• What to do:
Your job is to retype all of the data word for word, leaving every image out.

[start Raw records]

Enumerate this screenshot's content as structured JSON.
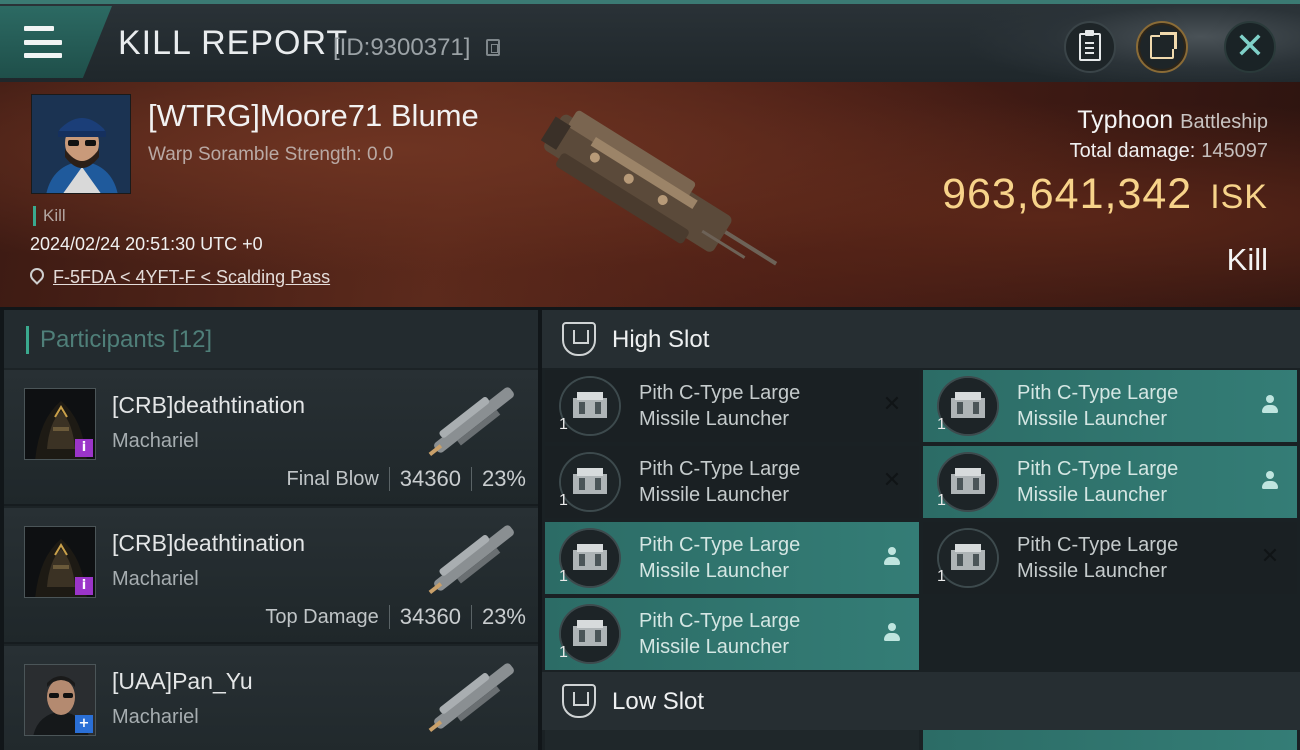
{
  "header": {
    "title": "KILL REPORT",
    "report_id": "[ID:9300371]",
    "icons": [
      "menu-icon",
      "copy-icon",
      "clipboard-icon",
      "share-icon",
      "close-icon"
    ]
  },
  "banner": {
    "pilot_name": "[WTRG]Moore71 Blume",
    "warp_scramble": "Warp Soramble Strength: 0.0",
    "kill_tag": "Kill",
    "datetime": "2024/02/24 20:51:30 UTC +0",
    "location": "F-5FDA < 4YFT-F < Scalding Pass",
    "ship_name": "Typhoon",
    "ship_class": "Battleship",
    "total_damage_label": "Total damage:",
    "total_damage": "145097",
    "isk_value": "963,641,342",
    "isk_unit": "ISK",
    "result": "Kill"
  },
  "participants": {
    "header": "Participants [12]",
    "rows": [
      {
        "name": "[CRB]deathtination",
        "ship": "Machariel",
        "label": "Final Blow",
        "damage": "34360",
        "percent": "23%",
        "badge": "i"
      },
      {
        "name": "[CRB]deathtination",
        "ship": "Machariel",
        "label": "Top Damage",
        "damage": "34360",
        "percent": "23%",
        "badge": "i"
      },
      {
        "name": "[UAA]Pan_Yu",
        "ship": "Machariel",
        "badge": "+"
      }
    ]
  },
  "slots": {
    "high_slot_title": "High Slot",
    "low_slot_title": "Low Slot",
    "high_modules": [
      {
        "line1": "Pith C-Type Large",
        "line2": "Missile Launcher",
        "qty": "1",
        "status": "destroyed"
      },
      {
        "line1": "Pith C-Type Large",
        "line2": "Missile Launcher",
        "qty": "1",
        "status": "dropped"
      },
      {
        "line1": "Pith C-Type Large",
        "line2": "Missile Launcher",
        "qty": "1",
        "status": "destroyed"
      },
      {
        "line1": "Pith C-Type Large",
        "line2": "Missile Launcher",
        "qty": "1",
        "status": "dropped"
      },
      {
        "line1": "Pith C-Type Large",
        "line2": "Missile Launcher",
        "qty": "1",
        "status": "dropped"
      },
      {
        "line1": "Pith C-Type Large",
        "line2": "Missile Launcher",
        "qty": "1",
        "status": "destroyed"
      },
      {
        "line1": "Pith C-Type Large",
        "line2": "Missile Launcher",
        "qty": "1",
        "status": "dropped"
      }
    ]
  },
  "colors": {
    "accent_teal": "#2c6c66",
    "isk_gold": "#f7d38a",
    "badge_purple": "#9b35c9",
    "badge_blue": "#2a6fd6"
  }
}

[end Raw records]

• Task output:
Enumerate this screenshot's content as structured JSON.
{
  "header": {
    "title": "KILL REPORT",
    "report_id": "[ID:9300371]",
    "icons": [
      "menu-icon",
      "copy-icon",
      "clipboard-icon",
      "share-icon",
      "close-icon"
    ]
  },
  "banner": {
    "pilot_name": "[WTRG]Moore71 Blume",
    "warp_scramble": "Warp Soramble Strength: 0.0",
    "kill_tag": "Kill",
    "datetime": "2024/02/24 20:51:30 UTC +0",
    "location": "F-5FDA < 4YFT-F < Scalding Pass",
    "ship_name": "Typhoon",
    "ship_class": "Battleship",
    "total_damage_label": "Total damage:",
    "total_damage": "145097",
    "isk_value": "963,641,342",
    "isk_unit": "ISK",
    "result": "Kill"
  },
  "participants": {
    "header": "Participants [12]",
    "rows": [
      {
        "name": "[CRB]deathtination",
        "ship": "Machariel",
        "label": "Final Blow",
        "damage": "34360",
        "percent": "23%",
        "badge": "i"
      },
      {
        "name": "[CRB]deathtination",
        "ship": "Machariel",
        "label": "Top Damage",
        "damage": "34360",
        "percent": "23%",
        "badge": "i"
      },
      {
        "name": "[UAA]Pan_Yu",
        "ship": "Machariel",
        "badge": "+"
      }
    ]
  },
  "slots": {
    "high_slot_title": "High Slot",
    "low_slot_title": "Low Slot",
    "high_modules": [
      {
        "line1": "Pith C-Type Large",
        "line2": "Missile Launcher",
        "qty": "1",
        "status": "destroyed"
      },
      {
        "line1": "Pith C-Type Large",
        "line2": "Missile Launcher",
        "qty": "1",
        "status": "dropped"
      },
      {
        "line1": "Pith C-Type Large",
        "line2": "Missile Launcher",
        "qty": "1",
        "status": "destroyed"
      },
      {
        "line1": "Pith C-Type Large",
        "line2": "Missile Launcher",
        "qty": "1",
        "status": "dropped"
      },
      {
        "line1": "Pith C-Type Large",
        "line2": "Missile Launcher",
        "qty": "1",
        "status": "dropped"
      },
      {
        "line1": "Pith C-Type Large",
        "line2": "Missile Launcher",
        "qty": "1",
        "status": "destroyed"
      },
      {
        "line1": "Pith C-Type Large",
        "line2": "Missile Launcher",
        "qty": "1",
        "status": "dropped"
      }
    ]
  },
  "colors": {
    "accent_teal": "#2c6c66",
    "isk_gold": "#f7d38a",
    "badge_purple": "#9b35c9",
    "badge_blue": "#2a6fd6"
  }
}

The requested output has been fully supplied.